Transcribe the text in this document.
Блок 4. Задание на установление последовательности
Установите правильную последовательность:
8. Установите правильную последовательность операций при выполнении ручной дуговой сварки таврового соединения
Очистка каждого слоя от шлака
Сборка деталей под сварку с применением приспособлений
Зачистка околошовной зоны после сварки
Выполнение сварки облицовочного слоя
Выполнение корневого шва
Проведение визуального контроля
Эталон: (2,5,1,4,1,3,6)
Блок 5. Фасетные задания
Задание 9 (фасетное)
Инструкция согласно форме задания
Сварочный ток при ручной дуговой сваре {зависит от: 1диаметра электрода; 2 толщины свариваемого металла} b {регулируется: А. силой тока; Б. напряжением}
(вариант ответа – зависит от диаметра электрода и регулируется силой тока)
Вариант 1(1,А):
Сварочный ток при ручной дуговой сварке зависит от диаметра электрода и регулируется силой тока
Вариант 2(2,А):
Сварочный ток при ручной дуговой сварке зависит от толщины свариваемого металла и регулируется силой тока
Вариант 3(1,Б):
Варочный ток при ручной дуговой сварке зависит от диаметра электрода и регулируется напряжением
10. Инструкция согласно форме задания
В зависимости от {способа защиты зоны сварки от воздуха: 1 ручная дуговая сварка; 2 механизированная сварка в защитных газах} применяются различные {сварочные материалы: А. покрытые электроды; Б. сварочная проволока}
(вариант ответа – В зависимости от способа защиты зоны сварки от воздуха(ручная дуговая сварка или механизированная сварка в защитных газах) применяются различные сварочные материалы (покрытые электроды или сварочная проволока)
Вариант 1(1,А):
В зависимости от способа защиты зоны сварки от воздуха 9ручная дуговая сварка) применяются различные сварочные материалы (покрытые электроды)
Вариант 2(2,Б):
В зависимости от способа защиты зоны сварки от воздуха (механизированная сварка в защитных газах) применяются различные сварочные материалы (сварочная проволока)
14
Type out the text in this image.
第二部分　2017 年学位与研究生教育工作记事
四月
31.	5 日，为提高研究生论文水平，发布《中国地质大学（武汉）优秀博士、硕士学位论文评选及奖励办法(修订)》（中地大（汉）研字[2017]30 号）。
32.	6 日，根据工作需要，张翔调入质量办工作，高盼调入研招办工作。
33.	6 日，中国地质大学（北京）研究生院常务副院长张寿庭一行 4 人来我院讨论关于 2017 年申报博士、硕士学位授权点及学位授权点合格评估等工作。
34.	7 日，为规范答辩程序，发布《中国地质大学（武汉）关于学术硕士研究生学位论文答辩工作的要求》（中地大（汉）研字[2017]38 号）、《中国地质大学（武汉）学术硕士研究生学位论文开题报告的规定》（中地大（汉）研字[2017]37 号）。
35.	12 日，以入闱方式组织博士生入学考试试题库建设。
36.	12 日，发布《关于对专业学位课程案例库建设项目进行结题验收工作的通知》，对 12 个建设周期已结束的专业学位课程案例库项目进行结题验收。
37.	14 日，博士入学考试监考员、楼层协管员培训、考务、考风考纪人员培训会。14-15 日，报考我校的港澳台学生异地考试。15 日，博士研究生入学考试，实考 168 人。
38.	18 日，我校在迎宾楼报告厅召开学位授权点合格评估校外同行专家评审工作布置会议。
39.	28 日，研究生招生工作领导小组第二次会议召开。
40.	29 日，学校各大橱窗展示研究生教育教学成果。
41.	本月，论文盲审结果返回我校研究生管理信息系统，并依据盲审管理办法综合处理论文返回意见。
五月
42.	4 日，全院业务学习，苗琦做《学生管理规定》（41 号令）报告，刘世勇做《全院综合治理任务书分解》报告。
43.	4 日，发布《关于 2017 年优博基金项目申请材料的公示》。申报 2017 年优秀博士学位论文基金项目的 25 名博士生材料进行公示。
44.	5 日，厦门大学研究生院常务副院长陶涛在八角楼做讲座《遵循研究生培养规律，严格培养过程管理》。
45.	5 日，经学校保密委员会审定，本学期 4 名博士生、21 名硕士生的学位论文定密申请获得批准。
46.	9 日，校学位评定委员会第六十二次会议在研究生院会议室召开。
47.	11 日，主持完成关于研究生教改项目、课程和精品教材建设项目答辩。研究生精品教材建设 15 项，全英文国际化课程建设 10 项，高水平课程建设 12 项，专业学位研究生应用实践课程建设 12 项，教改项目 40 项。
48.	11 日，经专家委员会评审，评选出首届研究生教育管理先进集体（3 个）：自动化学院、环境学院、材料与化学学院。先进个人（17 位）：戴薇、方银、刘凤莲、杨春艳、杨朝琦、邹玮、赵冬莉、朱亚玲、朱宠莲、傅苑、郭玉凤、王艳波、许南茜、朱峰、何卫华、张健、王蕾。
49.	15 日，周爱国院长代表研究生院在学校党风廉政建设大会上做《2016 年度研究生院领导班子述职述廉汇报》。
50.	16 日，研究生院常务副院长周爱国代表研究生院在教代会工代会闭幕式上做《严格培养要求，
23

• [Objective] Find the lines that include the string "задания", then copy each of them.

• [Solution below]
Блок 5. Фасетные задания
Инструкция согласно форме задания
10. Инструкция согласно форме задания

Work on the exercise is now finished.